Dataset excerpts:
_ _ _
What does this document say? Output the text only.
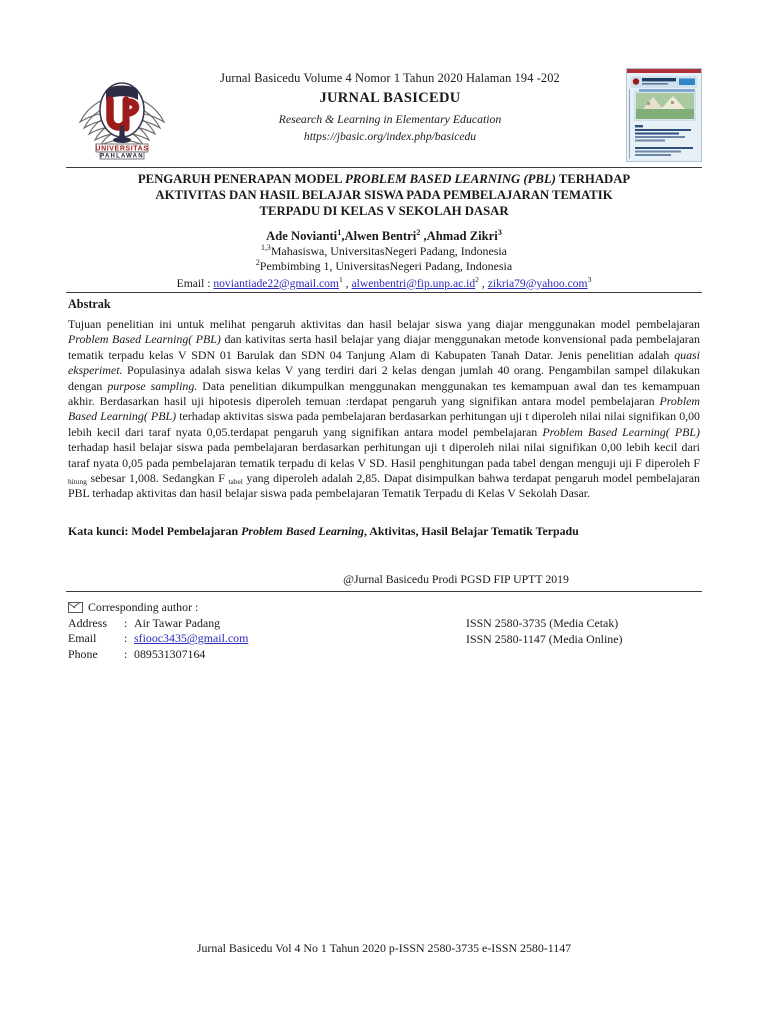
UNIVERSITAS
PAHLAWAN
Jurnal Basicedu Volume 4 Nomor 1 Tahun 2020 Halaman 194 -202
JURNAL BASICEDU
Research & Learning in Elementary Education
https://jbasic.org/index.php/basicedu
PENGARUH PENERAPAN MODEL PROBLEM BASED LEARNING (PBL) TERHADAP
AKTIVITAS DAN HASIL BELAJAR SISWA PADA PEMBELAJARAN TEMATIK
TERPADU DI KELAS V SEKOLAH DASAR
Ade Novianti$^1$,Alwen Bentri$^2$ ,Ahmad Zikri$^3$
$^{1,3}$Mahasiswa, UniversitasNegeri Padang, Indonesia
$^2$Pembimbing 1, UniversitasNegeri Padang, Indonesia
Email : noviantiade22@gmail.com$^1$ , $alwenbentri@fip.unp.ac.id^2$ , zikria79@yahoo.com$^3$
Abstrak
Tujuan penelitian ini untuk melihat pengaruh aktivitas dan hasil belajar siswa yang diajar menggunakan model pembelajaran Problem Based Learning( PBL) dan kativitas serta hasil belajar yang diajar menggunakan metode konvensional pada pembelajaran tematik terpadu kelas V SDN 01 Barulak dan SDN 04 Tanjung Alam di Kabupaten Tanah Datar. Jenis penelitian adalah quasi eksperimet. Populasinya adalah siswa kelas V yang terdiri dari 2 kelas dengan jumlah 40 orang. Pengambilan sampel dilakukan dengan purpose sampling. Data penelitian dikumpulkan menggunakan menggunakan tes kemampuan awal dan tes kemampuan akhir. Berdasarkan hasil uji hipotesis diperoleh temuan :terdapat pengaruh yang signifikan antara model pembelajaran Problem Based Learning( PBL) terhadap aktivitas siswa pada pembelajaran berdasarkan perhitungan uji t diperoleh nilai nilai signifikan 0,00 lebih kecil dari taraf nyata 0,05.terdapat pengaruh yang signifikan antara model pembelajaran Problem Based Learning( PBL) terhadap hasil belajar siswa pada pembelajaran berdasarkan perhitungan uji t diperoleh nilai nilai signifikan 0,00 lebih kecil dari taraf nyata 0,05 pada pembelajaran tematik terpadu di kelas V SD. Hasil penghitungan pada tabel dengan menguji uji F diperoleh F $_{hitung}$ sebesar 1,008. Sedangkan F $_{tabel}$ yang diperoleh adalah 2,85. Dapat disimpulkan bahwa terdapat pengaruh model pembelajaran PBL terhadap aktivitas dan hasil belajar siswa pada pembelajaran Tematik Terpadu di Kelas V Sekolah Dasar.
Kata kunci: Model Pembelajaran Problem Based Learning, Aktivitas, Hasil Belajar Tematik Terpadu
@Jurnal Basicedu Prodi PGSD FIP UPTT 2019
Corresponding author :
Address	: Air Tawar Padang
Email	: sfiooc3435@gmail.com
Phone	: 089531307164
ISSN 2580-3735 (Media Cetak)
ISSN 2580-1147 (Media Online)
Jurnal Basicedu Vol 4 No 1 Tahun 2020 p-ISSN 2580-3735 e-ISSN 2580-1147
_ _ _
What the exercise asks: Search the records above for the string "Email". Copy every line that contains it.

Solution for this problem:
Email : noviantiade22@gmail.com$^1$ , $alwenbentri@fip.unp.ac.id^2$ , zikria79@yahoo.com$^3$
Email	: sfiooc3435@gmail.com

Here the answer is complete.